===== TASK MATERIAL

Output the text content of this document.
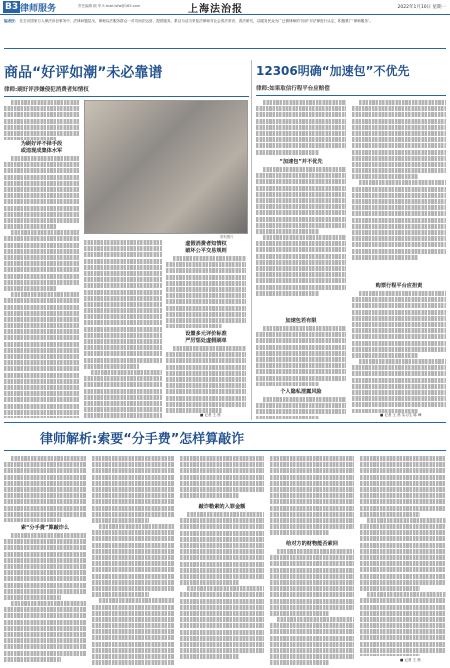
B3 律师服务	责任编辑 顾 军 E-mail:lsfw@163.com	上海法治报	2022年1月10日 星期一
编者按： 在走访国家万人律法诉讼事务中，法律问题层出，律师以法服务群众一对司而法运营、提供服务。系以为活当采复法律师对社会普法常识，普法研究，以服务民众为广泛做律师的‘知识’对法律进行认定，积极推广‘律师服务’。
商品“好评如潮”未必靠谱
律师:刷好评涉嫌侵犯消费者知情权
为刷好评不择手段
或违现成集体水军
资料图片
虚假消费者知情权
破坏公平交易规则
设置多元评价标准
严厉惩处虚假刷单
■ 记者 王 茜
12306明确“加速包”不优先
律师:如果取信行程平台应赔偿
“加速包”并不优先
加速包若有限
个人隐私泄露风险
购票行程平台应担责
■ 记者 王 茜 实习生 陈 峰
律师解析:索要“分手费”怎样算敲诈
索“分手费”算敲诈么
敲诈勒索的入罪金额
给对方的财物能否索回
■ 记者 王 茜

==========
===== TASK MATERIAL

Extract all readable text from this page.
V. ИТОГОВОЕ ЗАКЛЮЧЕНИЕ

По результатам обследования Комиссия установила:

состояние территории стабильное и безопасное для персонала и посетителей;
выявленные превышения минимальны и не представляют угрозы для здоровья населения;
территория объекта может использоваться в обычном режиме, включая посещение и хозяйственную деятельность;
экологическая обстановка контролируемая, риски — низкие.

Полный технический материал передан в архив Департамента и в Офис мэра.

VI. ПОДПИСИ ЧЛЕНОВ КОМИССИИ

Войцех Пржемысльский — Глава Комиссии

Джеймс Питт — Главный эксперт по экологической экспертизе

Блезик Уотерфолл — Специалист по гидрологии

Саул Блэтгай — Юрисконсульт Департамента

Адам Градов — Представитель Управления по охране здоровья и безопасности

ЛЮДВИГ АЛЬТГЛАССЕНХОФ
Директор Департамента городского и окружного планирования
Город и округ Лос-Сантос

==========

◆ **THE REQUEST**: Where a line in the entries holds "律师服务", copy that line.

◆ **EXERCISE RESULT**:
B3 律师服务	责任编辑 顾 军 E-mail:lsfw@163.com	上海法治报	2022年1月10日 星期一
编者按： 在走访国家万人律法诉讼事务中，法律问题层出，律师以法服务群众一对司而法运营、提供服务。系以为活当采复法律师对社会普法常识，普法研究，以服务民众为广泛做律师的‘知识’对法律进行认定，积极推广‘律师服务’。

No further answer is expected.